* [Information given]:

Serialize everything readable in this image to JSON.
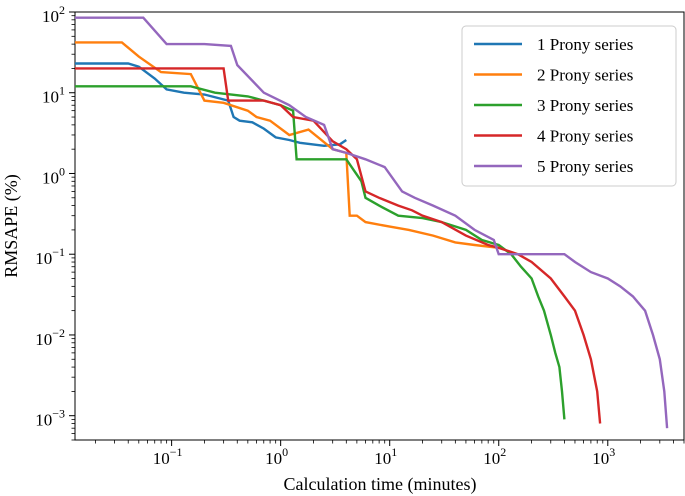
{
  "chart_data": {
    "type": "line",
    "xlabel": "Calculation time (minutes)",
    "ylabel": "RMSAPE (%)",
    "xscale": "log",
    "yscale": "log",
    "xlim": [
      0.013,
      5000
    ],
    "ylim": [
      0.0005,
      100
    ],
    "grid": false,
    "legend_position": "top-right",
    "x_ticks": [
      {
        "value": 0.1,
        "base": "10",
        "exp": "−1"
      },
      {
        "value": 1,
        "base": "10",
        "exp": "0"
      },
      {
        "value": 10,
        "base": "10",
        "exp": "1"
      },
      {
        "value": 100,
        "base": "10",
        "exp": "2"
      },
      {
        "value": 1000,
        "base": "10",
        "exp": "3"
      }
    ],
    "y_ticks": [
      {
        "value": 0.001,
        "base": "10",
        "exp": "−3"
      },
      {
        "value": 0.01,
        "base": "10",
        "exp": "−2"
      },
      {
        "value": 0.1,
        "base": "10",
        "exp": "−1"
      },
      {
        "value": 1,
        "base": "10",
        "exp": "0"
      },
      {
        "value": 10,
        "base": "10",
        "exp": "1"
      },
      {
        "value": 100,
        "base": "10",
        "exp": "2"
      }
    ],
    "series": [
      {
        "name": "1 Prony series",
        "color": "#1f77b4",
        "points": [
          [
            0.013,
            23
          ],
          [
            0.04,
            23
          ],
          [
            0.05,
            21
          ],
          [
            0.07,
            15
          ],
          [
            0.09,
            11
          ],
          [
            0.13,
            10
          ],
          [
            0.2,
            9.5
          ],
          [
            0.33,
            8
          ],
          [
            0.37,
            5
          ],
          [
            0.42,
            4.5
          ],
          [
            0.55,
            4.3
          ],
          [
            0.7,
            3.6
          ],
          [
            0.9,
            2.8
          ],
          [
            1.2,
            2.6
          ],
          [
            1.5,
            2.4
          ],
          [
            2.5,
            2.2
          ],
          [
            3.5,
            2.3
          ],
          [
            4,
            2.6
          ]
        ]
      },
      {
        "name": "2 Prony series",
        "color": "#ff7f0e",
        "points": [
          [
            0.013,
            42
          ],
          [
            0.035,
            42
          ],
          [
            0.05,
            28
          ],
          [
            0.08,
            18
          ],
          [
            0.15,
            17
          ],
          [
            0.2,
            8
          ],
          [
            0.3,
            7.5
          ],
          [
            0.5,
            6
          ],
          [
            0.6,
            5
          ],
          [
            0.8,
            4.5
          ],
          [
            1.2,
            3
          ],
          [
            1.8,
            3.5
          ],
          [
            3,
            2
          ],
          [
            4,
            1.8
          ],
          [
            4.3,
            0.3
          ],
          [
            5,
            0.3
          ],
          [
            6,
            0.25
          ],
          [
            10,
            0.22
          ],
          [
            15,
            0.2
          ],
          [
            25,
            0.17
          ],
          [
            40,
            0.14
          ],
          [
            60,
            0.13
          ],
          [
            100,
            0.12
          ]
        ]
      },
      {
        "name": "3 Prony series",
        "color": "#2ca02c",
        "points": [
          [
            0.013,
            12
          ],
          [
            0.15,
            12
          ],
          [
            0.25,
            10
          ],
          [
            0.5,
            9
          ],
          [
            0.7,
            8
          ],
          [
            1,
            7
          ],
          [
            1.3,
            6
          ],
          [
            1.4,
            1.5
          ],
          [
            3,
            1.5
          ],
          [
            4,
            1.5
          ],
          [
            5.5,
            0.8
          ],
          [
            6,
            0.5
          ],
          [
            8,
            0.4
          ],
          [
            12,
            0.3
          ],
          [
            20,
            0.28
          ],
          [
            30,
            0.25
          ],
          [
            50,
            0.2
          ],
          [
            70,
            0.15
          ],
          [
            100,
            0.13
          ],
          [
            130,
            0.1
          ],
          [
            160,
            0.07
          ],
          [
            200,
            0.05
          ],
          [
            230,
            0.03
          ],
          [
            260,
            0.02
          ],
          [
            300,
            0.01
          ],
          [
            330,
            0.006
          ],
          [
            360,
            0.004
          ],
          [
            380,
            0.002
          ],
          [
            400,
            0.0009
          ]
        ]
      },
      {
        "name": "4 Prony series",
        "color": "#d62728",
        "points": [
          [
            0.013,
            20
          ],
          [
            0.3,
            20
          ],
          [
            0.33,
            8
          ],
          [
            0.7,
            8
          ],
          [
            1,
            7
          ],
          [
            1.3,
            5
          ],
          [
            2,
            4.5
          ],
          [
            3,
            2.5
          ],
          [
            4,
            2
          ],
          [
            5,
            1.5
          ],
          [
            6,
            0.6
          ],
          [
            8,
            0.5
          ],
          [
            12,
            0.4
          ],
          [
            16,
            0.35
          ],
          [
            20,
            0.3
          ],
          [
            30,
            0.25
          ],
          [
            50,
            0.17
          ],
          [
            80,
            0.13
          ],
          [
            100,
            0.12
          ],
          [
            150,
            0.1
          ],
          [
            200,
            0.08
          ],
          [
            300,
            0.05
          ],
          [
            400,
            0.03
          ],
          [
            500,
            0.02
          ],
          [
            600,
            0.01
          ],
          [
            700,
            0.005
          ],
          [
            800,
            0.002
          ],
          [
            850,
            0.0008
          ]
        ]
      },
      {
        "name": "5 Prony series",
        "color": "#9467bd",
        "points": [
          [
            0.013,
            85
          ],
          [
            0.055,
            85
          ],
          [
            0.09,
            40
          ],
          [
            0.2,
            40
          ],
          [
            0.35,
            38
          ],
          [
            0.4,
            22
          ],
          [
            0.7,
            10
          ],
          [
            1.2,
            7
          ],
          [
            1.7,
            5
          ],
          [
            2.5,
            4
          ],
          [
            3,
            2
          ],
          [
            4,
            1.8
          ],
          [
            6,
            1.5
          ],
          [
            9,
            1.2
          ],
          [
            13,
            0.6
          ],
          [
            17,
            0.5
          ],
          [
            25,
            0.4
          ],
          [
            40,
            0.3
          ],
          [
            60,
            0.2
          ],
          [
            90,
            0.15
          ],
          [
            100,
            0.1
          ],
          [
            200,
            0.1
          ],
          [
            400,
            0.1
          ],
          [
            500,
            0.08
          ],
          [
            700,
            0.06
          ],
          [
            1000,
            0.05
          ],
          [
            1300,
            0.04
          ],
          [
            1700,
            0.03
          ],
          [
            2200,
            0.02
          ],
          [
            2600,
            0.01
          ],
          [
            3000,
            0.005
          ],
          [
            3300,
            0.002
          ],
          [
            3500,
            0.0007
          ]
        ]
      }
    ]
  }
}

* [What you will do]: Without the pictures, return all the records precisely as they stand.

* [Reply]:
Serialize everything readable in this image to JSON.
{
  "chart_data": {
    "type": "line",
    "xlabel": "Calculation time (minutes)",
    "ylabel": "RMSAPE (%)",
    "xscale": "log",
    "yscale": "log",
    "xlim": [
      0.013,
      5000
    ],
    "ylim": [
      0.0005,
      100
    ],
    "grid": false,
    "legend_position": "top-right",
    "x_ticks": [
      {
        "value": 0.1,
        "base": "10",
        "exp": "−1"
      },
      {
        "value": 1,
        "base": "10",
        "exp": "0"
      },
      {
        "value": 10,
        "base": "10",
        "exp": "1"
      },
      {
        "value": 100,
        "base": "10",
        "exp": "2"
      },
      {
        "value": 1000,
        "base": "10",
        "exp": "3"
      }
    ],
    "y_ticks": [
      {
        "value": 0.001,
        "base": "10",
        "exp": "−3"
      },
      {
        "value": 0.01,
        "base": "10",
        "exp": "−2"
      },
      {
        "value": 0.1,
        "base": "10",
        "exp": "−1"
      },
      {
        "value": 1,
        "base": "10",
        "exp": "0"
      },
      {
        "value": 10,
        "base": "10",
        "exp": "1"
      },
      {
        "value": 100,
        "base": "10",
        "exp": "2"
      }
    ],
    "series": [
      {
        "name": "1 Prony series",
        "color": "#1f77b4",
        "points": [
          [
            0.013,
            23
          ],
          [
            0.04,
            23
          ],
          [
            0.05,
            21
          ],
          [
            0.07,
            15
          ],
          [
            0.09,
            11
          ],
          [
            0.13,
            10
          ],
          [
            0.2,
            9.5
          ],
          [
            0.33,
            8
          ],
          [
            0.37,
            5
          ],
          [
            0.42,
            4.5
          ],
          [
            0.55,
            4.3
          ],
          [
            0.7,
            3.6
          ],
          [
            0.9,
            2.8
          ],
          [
            1.2,
            2.6
          ],
          [
            1.5,
            2.4
          ],
          [
            2.5,
            2.2
          ],
          [
            3.5,
            2.3
          ],
          [
            4,
            2.6
          ]
        ]
      },
      {
        "name": "2 Prony series",
        "color": "#ff7f0e",
        "points": [
          [
            0.013,
            42
          ],
          [
            0.035,
            42
          ],
          [
            0.05,
            28
          ],
          [
            0.08,
            18
          ],
          [
            0.15,
            17
          ],
          [
            0.2,
            8
          ],
          [
            0.3,
            7.5
          ],
          [
            0.5,
            6
          ],
          [
            0.6,
            5
          ],
          [
            0.8,
            4.5
          ],
          [
            1.2,
            3
          ],
          [
            1.8,
            3.5
          ],
          [
            3,
            2
          ],
          [
            4,
            1.8
          ],
          [
            4.3,
            0.3
          ],
          [
            5,
            0.3
          ],
          [
            6,
            0.25
          ],
          [
            10,
            0.22
          ],
          [
            15,
            0.2
          ],
          [
            25,
            0.17
          ],
          [
            40,
            0.14
          ],
          [
            60,
            0.13
          ],
          [
            100,
            0.12
          ]
        ]
      },
      {
        "name": "3 Prony series",
        "color": "#2ca02c",
        "points": [
          [
            0.013,
            12
          ],
          [
            0.15,
            12
          ],
          [
            0.25,
            10
          ],
          [
            0.5,
            9
          ],
          [
            0.7,
            8
          ],
          [
            1,
            7
          ],
          [
            1.3,
            6
          ],
          [
            1.4,
            1.5
          ],
          [
            3,
            1.5
          ],
          [
            4,
            1.5
          ],
          [
            5.5,
            0.8
          ],
          [
            6,
            0.5
          ],
          [
            8,
            0.4
          ],
          [
            12,
            0.3
          ],
          [
            20,
            0.28
          ],
          [
            30,
            0.25
          ],
          [
            50,
            0.2
          ],
          [
            70,
            0.15
          ],
          [
            100,
            0.13
          ],
          [
            130,
            0.1
          ],
          [
            160,
            0.07
          ],
          [
            200,
            0.05
          ],
          [
            230,
            0.03
          ],
          [
            260,
            0.02
          ],
          [
            300,
            0.01
          ],
          [
            330,
            0.006
          ],
          [
            360,
            0.004
          ],
          [
            380,
            0.002
          ],
          [
            400,
            0.0009
          ]
        ]
      },
      {
        "name": "4 Prony series",
        "color": "#d62728",
        "points": [
          [
            0.013,
            20
          ],
          [
            0.3,
            20
          ],
          [
            0.33,
            8
          ],
          [
            0.7,
            8
          ],
          [
            1,
            7
          ],
          [
            1.3,
            5
          ],
          [
            2,
            4.5
          ],
          [
            3,
            2.5
          ],
          [
            4,
            2
          ],
          [
            5,
            1.5
          ],
          [
            6,
            0.6
          ],
          [
            8,
            0.5
          ],
          [
            12,
            0.4
          ],
          [
            16,
            0.35
          ],
          [
            20,
            0.3
          ],
          [
            30,
            0.25
          ],
          [
            50,
            0.17
          ],
          [
            80,
            0.13
          ],
          [
            100,
            0.12
          ],
          [
            150,
            0.1
          ],
          [
            200,
            0.08
          ],
          [
            300,
            0.05
          ],
          [
            400,
            0.03
          ],
          [
            500,
            0.02
          ],
          [
            600,
            0.01
          ],
          [
            700,
            0.005
          ],
          [
            800,
            0.002
          ],
          [
            850,
            0.0008
          ]
        ]
      },
      {
        "name": "5 Prony series",
        "color": "#9467bd",
        "points": [
          [
            0.013,
            85
          ],
          [
            0.055,
            85
          ],
          [
            0.09,
            40
          ],
          [
            0.2,
            40
          ],
          [
            0.35,
            38
          ],
          [
            0.4,
            22
          ],
          [
            0.7,
            10
          ],
          [
            1.2,
            7
          ],
          [
            1.7,
            5
          ],
          [
            2.5,
            4
          ],
          [
            3,
            2
          ],
          [
            4,
            1.8
          ],
          [
            6,
            1.5
          ],
          [
            9,
            1.2
          ],
          [
            13,
            0.6
          ],
          [
            17,
            0.5
          ],
          [
            25,
            0.4
          ],
          [
            40,
            0.3
          ],
          [
            60,
            0.2
          ],
          [
            90,
            0.15
          ],
          [
            100,
            0.1
          ],
          [
            200,
            0.1
          ],
          [
            400,
            0.1
          ],
          [
            500,
            0.08
          ],
          [
            700,
            0.06
          ],
          [
            1000,
            0.05
          ],
          [
            1300,
            0.04
          ],
          [
            1700,
            0.03
          ],
          [
            2200,
            0.02
          ],
          [
            2600,
            0.01
          ],
          [
            3000,
            0.005
          ],
          [
            3300,
            0.002
          ],
          [
            3500,
            0.0007
          ]
        ]
      }
    ]
  }
}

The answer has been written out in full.